------ Article

DSP A2: Frequency Spectrum analysis and Autocorrelation
This is the second in a series of DSP tutorials I’m writing by working through my past Digital Signal and Image processing Matlab assignments and recoding them in python.
The following tutorial was written as a jupyter notebook using google colab. Code has been collapsed to ease the reading experience.
Code
from google.colab import drive
drive.mount("/content/gdrive", force_remount=True)
Mounted at /content/gdrive
import numpy as np
import matplotlib.pyplot as plt
import math
Question 1: DFT leakage, noisy signal, spectrum
Note: You might want to study the reading material on Spectrum Analysing using DFT. Suppose the signal of interest x(t) consists of 3 sinusoid components, i.e. x(t) = sin(2pf1t) + sin(2pf2t) + 2 sin(2pf3t) with the three frequencies f1=5 kHz, f2=5.5 kHz, and f3=10 kHz. Assume the sampling frequency is fs=32 kHz.
(a) Write down x(n), and plot x(n) for n=0, 1, …, N-1, with N =32, 64, 128 respectively.
Code
# Define frequencies
f1 = 5000; f2 = 5500; f3 = 10000;
Fs = 32000;
# setting our sample times
ts = np.arange(0, 128*1/Fs, 1/Fs)

------------

**Written tasks:**
1. In the DSP tutorial, what sampling frequency is assumed for the signal x(t)?
2. Return every line of the entries that contains the string "matter", treating uppercase and lowercase as different.

------ Source material

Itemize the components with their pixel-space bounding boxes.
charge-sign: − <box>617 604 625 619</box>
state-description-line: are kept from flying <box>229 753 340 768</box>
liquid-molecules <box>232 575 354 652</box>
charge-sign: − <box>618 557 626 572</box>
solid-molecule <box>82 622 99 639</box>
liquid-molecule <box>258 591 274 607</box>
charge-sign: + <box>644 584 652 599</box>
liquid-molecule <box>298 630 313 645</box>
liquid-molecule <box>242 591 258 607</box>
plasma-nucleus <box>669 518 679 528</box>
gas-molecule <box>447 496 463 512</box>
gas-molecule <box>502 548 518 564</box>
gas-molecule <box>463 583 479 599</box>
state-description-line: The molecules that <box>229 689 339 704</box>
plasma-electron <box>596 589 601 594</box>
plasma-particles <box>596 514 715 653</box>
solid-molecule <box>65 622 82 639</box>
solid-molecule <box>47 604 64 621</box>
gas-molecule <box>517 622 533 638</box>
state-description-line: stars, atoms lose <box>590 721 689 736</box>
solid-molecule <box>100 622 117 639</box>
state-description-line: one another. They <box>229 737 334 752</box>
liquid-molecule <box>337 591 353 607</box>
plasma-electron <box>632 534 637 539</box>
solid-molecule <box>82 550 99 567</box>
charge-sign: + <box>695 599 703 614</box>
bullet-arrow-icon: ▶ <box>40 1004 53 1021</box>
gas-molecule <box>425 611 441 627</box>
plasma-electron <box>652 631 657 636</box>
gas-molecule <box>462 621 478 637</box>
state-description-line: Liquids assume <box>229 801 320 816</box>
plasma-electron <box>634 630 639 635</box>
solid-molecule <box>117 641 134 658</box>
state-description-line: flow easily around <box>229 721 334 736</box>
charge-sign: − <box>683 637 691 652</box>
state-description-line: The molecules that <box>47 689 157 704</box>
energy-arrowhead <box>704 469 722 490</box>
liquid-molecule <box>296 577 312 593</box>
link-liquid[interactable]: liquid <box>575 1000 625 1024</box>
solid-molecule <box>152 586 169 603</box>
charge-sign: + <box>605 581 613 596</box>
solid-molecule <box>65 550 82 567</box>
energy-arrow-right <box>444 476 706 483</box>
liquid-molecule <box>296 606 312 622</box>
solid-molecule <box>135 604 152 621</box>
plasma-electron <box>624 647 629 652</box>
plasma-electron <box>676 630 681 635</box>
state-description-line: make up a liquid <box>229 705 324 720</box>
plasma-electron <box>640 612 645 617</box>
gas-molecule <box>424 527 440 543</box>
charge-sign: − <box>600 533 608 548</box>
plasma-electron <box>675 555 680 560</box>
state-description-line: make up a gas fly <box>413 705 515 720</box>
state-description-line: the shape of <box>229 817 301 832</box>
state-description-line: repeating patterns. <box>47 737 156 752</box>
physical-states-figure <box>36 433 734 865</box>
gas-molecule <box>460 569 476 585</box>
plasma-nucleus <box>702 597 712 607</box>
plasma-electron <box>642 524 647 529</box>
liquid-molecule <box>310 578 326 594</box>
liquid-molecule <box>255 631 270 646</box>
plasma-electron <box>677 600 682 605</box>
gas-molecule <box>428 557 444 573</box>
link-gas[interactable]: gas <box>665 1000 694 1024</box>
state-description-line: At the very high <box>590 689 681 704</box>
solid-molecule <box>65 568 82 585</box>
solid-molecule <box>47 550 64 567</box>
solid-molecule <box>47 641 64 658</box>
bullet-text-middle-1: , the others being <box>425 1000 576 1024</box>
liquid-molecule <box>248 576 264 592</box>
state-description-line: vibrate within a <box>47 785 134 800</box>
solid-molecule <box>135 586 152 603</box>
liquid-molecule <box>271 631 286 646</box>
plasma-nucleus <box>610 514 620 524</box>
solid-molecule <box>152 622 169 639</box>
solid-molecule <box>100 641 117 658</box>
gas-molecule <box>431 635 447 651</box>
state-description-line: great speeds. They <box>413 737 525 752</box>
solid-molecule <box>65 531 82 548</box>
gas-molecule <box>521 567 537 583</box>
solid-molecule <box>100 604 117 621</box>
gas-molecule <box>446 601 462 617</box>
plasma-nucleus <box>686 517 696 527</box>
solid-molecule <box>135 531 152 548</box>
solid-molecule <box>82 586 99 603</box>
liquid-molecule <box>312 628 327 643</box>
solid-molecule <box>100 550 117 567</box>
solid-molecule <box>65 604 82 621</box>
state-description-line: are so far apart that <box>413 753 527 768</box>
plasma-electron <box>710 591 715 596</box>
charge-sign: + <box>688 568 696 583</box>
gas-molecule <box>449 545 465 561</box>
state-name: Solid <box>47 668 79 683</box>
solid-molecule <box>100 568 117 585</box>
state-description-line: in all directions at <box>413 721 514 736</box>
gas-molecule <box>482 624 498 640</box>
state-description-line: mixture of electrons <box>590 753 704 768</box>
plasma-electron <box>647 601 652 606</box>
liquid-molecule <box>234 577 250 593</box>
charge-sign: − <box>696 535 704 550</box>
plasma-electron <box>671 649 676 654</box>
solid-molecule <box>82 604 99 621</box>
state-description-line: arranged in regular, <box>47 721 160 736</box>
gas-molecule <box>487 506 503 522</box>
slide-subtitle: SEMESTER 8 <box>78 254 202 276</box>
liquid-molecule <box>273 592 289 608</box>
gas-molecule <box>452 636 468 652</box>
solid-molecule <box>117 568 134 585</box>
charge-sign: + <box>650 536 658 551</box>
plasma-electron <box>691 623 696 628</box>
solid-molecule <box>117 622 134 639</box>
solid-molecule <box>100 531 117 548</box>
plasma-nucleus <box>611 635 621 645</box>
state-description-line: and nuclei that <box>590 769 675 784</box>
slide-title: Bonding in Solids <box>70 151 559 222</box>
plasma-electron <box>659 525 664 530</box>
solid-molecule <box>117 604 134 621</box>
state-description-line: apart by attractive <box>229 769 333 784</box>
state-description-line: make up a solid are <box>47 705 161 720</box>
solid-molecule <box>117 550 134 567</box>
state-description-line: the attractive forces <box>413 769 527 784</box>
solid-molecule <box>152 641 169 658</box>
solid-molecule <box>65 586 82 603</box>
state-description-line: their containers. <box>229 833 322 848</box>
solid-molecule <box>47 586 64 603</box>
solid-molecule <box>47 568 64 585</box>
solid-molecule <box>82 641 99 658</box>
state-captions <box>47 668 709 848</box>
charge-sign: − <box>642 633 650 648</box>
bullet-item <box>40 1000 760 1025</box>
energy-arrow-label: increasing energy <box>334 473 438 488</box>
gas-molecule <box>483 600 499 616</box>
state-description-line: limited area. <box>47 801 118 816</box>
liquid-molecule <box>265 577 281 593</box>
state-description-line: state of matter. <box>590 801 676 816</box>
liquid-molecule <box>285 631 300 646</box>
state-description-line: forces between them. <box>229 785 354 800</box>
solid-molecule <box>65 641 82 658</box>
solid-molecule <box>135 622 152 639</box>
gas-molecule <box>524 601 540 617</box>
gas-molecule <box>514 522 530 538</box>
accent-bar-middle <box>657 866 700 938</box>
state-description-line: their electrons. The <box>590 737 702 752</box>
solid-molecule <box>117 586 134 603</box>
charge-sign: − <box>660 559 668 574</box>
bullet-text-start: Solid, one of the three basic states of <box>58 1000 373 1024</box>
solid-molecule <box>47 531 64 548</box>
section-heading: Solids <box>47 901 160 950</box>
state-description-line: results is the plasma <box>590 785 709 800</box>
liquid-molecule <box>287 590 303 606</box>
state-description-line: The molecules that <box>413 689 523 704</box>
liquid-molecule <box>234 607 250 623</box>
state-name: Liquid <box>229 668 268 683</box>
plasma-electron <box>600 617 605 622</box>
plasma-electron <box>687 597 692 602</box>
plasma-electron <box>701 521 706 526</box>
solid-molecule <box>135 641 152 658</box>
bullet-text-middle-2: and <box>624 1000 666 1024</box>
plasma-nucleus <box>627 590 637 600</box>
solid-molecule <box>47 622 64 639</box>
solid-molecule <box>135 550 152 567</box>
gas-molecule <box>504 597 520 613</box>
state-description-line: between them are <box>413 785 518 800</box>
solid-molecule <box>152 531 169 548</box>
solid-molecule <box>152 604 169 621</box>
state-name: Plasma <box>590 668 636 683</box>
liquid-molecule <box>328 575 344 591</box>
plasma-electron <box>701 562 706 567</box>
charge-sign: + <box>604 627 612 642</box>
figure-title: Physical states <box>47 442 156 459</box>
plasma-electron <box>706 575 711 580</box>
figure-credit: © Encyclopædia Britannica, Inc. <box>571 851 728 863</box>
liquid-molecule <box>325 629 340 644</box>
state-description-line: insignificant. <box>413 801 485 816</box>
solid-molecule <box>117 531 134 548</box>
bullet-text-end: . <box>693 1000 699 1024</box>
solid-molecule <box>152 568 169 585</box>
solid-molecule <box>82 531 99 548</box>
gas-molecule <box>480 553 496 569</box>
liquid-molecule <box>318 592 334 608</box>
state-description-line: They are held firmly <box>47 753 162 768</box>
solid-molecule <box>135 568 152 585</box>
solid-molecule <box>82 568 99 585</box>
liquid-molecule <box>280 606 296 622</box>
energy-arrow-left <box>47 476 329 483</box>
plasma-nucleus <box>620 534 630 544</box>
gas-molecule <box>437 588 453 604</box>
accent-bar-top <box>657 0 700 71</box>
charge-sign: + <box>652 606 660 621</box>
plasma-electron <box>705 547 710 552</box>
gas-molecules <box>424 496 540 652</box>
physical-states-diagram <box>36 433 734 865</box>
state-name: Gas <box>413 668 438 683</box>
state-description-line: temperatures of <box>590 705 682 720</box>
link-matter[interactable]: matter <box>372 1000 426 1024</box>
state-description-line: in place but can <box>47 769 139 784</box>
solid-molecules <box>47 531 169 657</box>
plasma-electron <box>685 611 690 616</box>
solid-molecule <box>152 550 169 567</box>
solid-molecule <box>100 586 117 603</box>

------------

**Answers to the tasks:**
1. The sampling frequency is fs = 32 kHz.

2.
state-description-line: state of matter. <box>590 801 676 816</box>
link-matter[interactable]: matter <box>372 1000 426 1024</box>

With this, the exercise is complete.